### DATA FOR PROCESSING
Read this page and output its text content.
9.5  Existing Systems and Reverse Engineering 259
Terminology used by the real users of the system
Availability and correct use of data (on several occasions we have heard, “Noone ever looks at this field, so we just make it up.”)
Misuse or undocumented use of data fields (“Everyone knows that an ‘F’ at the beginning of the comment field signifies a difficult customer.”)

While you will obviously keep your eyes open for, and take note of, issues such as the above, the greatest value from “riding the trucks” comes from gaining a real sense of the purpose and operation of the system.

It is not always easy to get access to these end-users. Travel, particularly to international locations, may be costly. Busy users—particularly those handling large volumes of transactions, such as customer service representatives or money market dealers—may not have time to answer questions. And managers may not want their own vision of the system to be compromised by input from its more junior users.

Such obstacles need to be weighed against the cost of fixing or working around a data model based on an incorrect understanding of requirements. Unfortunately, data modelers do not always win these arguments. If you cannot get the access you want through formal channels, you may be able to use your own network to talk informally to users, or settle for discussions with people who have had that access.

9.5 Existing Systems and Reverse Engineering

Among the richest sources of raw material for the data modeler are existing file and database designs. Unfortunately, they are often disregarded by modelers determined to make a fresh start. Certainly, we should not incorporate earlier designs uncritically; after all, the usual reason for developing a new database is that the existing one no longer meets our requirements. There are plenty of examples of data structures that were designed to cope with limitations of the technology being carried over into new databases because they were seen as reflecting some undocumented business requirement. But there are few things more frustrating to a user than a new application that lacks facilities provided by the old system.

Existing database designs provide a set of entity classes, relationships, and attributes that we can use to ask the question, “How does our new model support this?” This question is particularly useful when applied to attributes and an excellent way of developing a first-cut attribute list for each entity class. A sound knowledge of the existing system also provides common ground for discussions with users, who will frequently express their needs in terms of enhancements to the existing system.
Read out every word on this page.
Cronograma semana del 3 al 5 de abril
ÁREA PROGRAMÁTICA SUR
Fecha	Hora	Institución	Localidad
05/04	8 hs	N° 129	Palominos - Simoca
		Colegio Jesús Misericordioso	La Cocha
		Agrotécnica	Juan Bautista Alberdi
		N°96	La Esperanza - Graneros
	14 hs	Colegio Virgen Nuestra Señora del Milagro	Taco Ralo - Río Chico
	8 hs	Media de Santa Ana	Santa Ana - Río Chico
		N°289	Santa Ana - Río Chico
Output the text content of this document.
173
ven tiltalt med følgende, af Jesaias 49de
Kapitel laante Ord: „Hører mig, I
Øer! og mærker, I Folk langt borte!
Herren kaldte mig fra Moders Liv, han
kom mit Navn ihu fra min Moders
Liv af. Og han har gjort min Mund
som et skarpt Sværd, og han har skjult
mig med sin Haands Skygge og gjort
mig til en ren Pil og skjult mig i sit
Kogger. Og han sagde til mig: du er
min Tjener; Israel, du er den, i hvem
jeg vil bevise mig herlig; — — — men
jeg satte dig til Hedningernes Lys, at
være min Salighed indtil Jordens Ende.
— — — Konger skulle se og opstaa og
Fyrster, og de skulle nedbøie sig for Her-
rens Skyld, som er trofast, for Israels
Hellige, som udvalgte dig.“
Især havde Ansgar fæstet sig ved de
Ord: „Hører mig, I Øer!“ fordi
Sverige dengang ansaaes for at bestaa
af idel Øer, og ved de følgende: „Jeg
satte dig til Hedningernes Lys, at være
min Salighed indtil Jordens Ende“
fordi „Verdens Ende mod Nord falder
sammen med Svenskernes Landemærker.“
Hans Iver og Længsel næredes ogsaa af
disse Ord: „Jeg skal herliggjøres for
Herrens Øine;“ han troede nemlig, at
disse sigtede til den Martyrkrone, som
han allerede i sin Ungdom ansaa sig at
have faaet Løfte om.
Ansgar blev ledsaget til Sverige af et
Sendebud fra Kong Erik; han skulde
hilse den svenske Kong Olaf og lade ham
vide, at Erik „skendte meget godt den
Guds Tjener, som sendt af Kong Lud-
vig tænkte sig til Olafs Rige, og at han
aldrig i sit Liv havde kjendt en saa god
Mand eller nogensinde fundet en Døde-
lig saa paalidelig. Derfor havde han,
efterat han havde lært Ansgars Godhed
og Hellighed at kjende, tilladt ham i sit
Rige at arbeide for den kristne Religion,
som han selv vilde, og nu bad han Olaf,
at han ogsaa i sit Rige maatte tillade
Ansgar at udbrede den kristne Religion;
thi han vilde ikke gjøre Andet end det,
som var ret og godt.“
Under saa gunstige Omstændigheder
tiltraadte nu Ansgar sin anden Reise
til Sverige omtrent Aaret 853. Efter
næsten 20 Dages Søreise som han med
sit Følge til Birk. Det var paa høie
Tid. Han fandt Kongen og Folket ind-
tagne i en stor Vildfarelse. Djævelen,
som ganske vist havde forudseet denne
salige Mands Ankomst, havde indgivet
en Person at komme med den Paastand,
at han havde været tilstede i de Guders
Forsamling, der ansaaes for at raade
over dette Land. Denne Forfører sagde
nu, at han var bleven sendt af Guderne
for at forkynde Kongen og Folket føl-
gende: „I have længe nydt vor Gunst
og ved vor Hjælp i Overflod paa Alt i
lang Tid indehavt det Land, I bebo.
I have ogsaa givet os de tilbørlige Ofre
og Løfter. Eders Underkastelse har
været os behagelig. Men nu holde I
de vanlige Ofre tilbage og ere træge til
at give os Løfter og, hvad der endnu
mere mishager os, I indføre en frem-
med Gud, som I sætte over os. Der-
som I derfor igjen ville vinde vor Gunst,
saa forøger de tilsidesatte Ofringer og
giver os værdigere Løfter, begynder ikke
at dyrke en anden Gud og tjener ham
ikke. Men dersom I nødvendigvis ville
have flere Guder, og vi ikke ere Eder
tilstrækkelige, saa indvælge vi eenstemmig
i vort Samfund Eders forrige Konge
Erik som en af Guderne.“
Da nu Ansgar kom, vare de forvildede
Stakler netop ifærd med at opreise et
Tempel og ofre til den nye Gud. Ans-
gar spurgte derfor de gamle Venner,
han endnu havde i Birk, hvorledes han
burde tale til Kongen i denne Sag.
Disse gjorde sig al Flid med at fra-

### WRITTEN REQUEST
Write out the whole listing again. Match it word for word.

### SOLUTION
Read this page and output its text content.
9.5  Existing Systems and Reverse Engineering 259
Terminology used by the real users of the system
Availability and correct use of data (on several occasions we have heard, “Noone ever looks at this field, so we just make it up.”)
Misuse or undocumented use of data fields (“Everyone knows that an ‘F’ at the beginning of the comment field signifies a difficult customer.”)

While you will obviously keep your eyes open for, and take note of, issues such as the above, the greatest value from “riding the trucks” comes from gaining a real sense of the purpose and operation of the system.

It is not always easy to get access to these end-users. Travel, particularly to international locations, may be costly. Busy users—particularly those handling large volumes of transactions, such as customer service representatives or money market dealers—may not have time to answer questions. And managers may not want their own vision of the system to be compromised by input from its more junior users.

Such obstacles need to be weighed against the cost of fixing or working around a data model based on an incorrect understanding of requirements. Unfortunately, data modelers do not always win these arguments. If you cannot get the access you want through formal channels, you may be able to use your own network to talk informally to users, or settle for discussions with people who have had that access.

9.5 Existing Systems and Reverse Engineering

Among the richest sources of raw material for the data modeler are existing file and database designs. Unfortunately, they are often disregarded by modelers determined to make a fresh start. Certainly, we should not incorporate earlier designs uncritically; after all, the usual reason for developing a new database is that the existing one no longer meets our requirements. There are plenty of examples of data structures that were designed to cope with limitations of the technology being carried over into new databases because they were seen as reflecting some undocumented business requirement. But there are few things more frustrating to a user than a new application that lacks facilities provided by the old system.

Existing database designs provide a set of entity classes, relationships, and attributes that we can use to ask the question, “How does our new model support this?” This question is particularly useful when applied to attributes and an excellent way of developing a first-cut attribute list for each entity class. A sound knowledge of the existing system also provides common ground for discussions with users, who will frequently express their needs in terms of enhancements to the existing system.
Read out every word on this page.
Cronograma semana del 3 al 5 de abril
ÁREA PROGRAMÁTICA SUR
Fecha	Hora	Institución	Localidad
05/04	8 hs	N° 129	Palominos - Simoca
		Colegio Jesús Misericordioso	La Cocha
		Agrotécnica	Juan Bautista Alberdi
		N°96	La Esperanza - Graneros
	14 hs	Colegio Virgen Nuestra Señora del Milagro	Taco Ralo - Río Chico
	8 hs	Media de Santa Ana	Santa Ana - Río Chico
		N°289	Santa Ana - Río Chico
Output the text content of this document.
173
ven tiltalt med følgende, af Jesaias 49de
Kapitel laante Ord: „Hører mig, I
Øer! og mærker, I Folk langt borte!
Herren kaldte mig fra Moders Liv, han
kom mit Navn ihu fra min Moders
Liv af. Og han har gjort min Mund
som et skarpt Sværd, og han har skjult
mig med sin Haands Skygge og gjort
mig til en ren Pil og skjult mig i sit
Kogger. Og han sagde til mig: du er
min Tjener; Israel, du er den, i hvem
jeg vil bevise mig herlig; — — — men
jeg satte dig til Hedningernes Lys, at
være min Salighed indtil Jordens Ende.
— — — Konger skulle se og opstaa og
Fyrster, og de skulle nedbøie sig for Her-
rens Skyld, som er trofast, for Israels
Hellige, som udvalgte dig.“
Især havde Ansgar fæstet sig ved de
Ord: „Hører mig, I Øer!“ fordi
Sverige dengang ansaaes for at bestaa
af idel Øer, og ved de følgende: „Jeg
satte dig til Hedningernes Lys, at være
min Salighed indtil Jordens Ende“
fordi „Verdens Ende mod Nord falder
sammen med Svenskernes Landemærker.“
Hans Iver og Længsel næredes ogsaa af
disse Ord: „Jeg skal herliggjøres for
Herrens Øine;“ han troede nemlig, at
disse sigtede til den Martyrkrone, som
han allerede i sin Ungdom ansaa sig at
have faaet Løfte om.
Ansgar blev ledsaget til Sverige af et
Sendebud fra Kong Erik; han skulde
hilse den svenske Kong Olaf og lade ham
vide, at Erik „skendte meget godt den
Guds Tjener, som sendt af Kong Lud-
vig tænkte sig til Olafs Rige, og at han
aldrig i sit Liv havde kjendt en saa god
Mand eller nogensinde fundet en Døde-
lig saa paalidelig. Derfor havde han,
efterat han havde lært Ansgars Godhed
og Hellighed at kjende, tilladt ham i sit
Rige at arbeide for den kristne Religion,
som han selv vilde, og nu bad han Olaf,
at han ogsaa i sit Rige maatte tillade
Ansgar at udbrede den kristne Religion;
thi han vilde ikke gjøre Andet end det,
som var ret og godt.“
Under saa gunstige Omstændigheder
tiltraadte nu Ansgar sin anden Reise
til Sverige omtrent Aaret 853. Efter
næsten 20 Dages Søreise som han med
sit Følge til Birk. Det var paa høie
Tid. Han fandt Kongen og Folket ind-
tagne i en stor Vildfarelse. Djævelen,
som ganske vist havde forudseet denne
salige Mands Ankomst, havde indgivet
en Person at komme med den Paastand,
at han havde været tilstede i de Guders
Forsamling, der ansaaes for at raade
over dette Land. Denne Forfører sagde
nu, at han var bleven sendt af Guderne
for at forkynde Kongen og Folket føl-
gende: „I have længe nydt vor Gunst
og ved vor Hjælp i Overflod paa Alt i
lang Tid indehavt det Land, I bebo.
I have ogsaa givet os de tilbørlige Ofre
og Løfter. Eders Underkastelse har
været os behagelig. Men nu holde I
de vanlige Ofre tilbage og ere træge til
at give os Løfter og, hvad der endnu
mere mishager os, I indføre en frem-
med Gud, som I sætte over os. Der-
som I derfor igjen ville vinde vor Gunst,
saa forøger de tilsidesatte Ofringer og
giver os værdigere Løfter, begynder ikke
at dyrke en anden Gud og tjener ham
ikke. Men dersom I nødvendigvis ville
have flere Guder, og vi ikke ere Eder
tilstrækkelige, saa indvælge vi eenstemmig
i vort Samfund Eders forrige Konge
Erik som en af Guderne.“
Da nu Ansgar kom, vare de forvildede
Stakler netop ifærd med at opreise et
Tempel og ofre til den nye Gud. Ans-
gar spurgte derfor de gamle Venner,
han endnu havde i Birk, hvorledes han
burde tale til Kongen i denne Sag.
Disse gjorde sig al Flid med at fra-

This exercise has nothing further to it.